§ **Given instruction**
Would you write out the entries below, every one of them, exactly?

— BEGIN Task material —

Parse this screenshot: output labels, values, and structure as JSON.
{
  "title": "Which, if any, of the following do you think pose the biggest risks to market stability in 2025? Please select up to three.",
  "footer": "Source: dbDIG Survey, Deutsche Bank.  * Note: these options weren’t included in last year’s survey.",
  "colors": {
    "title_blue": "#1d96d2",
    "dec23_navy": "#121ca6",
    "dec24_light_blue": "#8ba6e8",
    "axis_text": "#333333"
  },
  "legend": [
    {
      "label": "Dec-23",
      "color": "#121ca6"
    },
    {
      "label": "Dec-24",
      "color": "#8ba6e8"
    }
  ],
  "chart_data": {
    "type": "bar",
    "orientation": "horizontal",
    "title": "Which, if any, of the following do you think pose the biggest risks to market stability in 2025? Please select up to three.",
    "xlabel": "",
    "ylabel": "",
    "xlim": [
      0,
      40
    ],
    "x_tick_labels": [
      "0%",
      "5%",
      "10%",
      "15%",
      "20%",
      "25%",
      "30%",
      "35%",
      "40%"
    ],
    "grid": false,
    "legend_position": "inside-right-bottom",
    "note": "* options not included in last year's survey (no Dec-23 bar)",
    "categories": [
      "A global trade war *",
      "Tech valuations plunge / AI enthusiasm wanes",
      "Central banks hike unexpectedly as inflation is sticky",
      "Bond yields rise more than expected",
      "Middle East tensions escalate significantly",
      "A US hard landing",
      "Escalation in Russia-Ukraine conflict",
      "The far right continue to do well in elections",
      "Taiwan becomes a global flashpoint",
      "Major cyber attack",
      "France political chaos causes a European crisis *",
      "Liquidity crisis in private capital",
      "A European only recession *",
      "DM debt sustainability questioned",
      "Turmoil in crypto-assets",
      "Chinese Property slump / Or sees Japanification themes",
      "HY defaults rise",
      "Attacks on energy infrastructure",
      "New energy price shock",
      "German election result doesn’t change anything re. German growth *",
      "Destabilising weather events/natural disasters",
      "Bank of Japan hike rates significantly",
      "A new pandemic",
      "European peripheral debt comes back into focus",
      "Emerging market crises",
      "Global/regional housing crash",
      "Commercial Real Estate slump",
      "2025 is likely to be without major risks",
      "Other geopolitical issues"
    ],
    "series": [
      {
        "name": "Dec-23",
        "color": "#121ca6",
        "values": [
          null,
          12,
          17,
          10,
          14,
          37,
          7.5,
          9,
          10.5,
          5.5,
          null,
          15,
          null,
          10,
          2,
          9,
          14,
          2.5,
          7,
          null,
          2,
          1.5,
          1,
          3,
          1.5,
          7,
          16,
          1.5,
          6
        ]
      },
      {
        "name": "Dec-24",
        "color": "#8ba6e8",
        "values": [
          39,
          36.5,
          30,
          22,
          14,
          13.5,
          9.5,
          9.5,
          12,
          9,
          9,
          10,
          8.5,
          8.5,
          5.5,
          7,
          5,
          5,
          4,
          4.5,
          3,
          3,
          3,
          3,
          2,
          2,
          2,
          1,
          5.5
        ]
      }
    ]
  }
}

— END Task material —

§ **Task answer**
Parse this screenshot: output labels, values, and structure as JSON.
{
  "title": "Which, if any, of the following do you think pose the biggest risks to market stability in 2025? Please select up to three.",
  "footer": "Source: dbDIG Survey, Deutsche Bank.  * Note: these options weren’t included in last year’s survey.",
  "colors": {
    "title_blue": "#1d96d2",
    "dec23_navy": "#121ca6",
    "dec24_light_blue": "#8ba6e8",
    "axis_text": "#333333"
  },
  "legend": [
    {
      "label": "Dec-23",
      "color": "#121ca6"
    },
    {
      "label": "Dec-24",
      "color": "#8ba6e8"
    }
  ],
  "chart_data": {
    "type": "bar",
    "orientation": "horizontal",
    "title": "Which, if any, of the following do you think pose the biggest risks to market stability in 2025? Please select up to three.",
    "xlabel": "",
    "ylabel": "",
    "xlim": [
      0,
      40
    ],
    "x_tick_labels": [
      "0%",
      "5%",
      "10%",
      "15%",
      "20%",
      "25%",
      "30%",
      "35%",
      "40%"
    ],
    "grid": false,
    "legend_position": "inside-right-bottom",
    "note": "* options not included in last year's survey (no Dec-23 bar)",
    "categories": [
      "A global trade war *",
      "Tech valuations plunge / AI enthusiasm wanes",
      "Central banks hike unexpectedly as inflation is sticky",
      "Bond yields rise more than expected",
      "Middle East tensions escalate significantly",
      "A US hard landing",
      "Escalation in Russia-Ukraine conflict",
      "The far right continue to do well in elections",
      "Taiwan becomes a global flashpoint",
      "Major cyber attack",
      "France political chaos causes a European crisis *",
      "Liquidity crisis in private capital",
      "A European only recession *",
      "DM debt sustainability questioned",
      "Turmoil in crypto-assets",
      "Chinese Property slump / Or sees Japanification themes",
      "HY defaults rise",
      "Attacks on energy infrastructure",
      "New energy price shock",
      "German election result doesn’t change anything re. German growth *",
      "Destabilising weather events/natural disasters",
      "Bank of Japan hike rates significantly",
      "A new pandemic",
      "European peripheral debt comes back into focus",
      "Emerging market crises",
      "Global/regional housing crash",
      "Commercial Real Estate slump",
      "2025 is likely to be without major risks",
      "Other geopolitical issues"
    ],
    "series": [
      {
        "name": "Dec-23",
        "color": "#121ca6",
        "values": [
          null,
          12,
          17,
          10,
          14,
          37,
          7.5,
          9,
          10.5,
          5.5,
          null,
          15,
          null,
          10,
          2,
          9,
          14,
          2.5,
          7,
          null,
          2,
          1.5,
          1,
          3,
          1.5,
          7,
          16,
          1.5,
          6
        ]
      },
      {
        "name": "Dec-24",
        "color": "#8ba6e8",
        "values": [
          39,
          36.5,
          30,
          22,
          14,
          13.5,
          9.5,
          9.5,
          12,
          9,
          9,
          10,
          8.5,
          8.5,
          5.5,
          7,
          5,
          5,
          4,
          4.5,
          3,
          3,
          3,
          3,
          2,
          2,
          2,
          1,
          5.5
        ]
      }
    ]
  }
}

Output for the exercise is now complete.